What is expected: Examine the entries and show every line in which the word "растяжка" is found.

Data section:
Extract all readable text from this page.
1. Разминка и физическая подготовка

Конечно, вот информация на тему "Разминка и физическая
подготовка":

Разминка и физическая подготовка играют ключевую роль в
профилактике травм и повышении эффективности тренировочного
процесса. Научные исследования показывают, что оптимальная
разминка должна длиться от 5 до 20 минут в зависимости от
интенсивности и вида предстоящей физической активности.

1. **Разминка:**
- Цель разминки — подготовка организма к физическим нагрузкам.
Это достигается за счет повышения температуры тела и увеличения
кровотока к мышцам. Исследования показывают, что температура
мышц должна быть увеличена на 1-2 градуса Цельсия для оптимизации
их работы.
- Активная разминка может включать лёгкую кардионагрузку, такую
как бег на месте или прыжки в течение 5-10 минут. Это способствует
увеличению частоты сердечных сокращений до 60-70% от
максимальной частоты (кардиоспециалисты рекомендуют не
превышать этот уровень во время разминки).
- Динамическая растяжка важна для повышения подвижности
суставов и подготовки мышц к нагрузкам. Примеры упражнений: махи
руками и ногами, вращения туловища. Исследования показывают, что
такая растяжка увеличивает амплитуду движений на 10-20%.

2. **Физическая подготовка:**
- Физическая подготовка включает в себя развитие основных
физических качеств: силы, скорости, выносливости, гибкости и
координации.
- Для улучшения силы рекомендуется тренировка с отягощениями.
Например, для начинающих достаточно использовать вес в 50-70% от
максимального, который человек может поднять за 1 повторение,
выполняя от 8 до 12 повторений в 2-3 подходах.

Response:
- Динамическая растяжка важна для повышения подвижности
такая растяжка увеличивает амплитуду движений на 10-20%.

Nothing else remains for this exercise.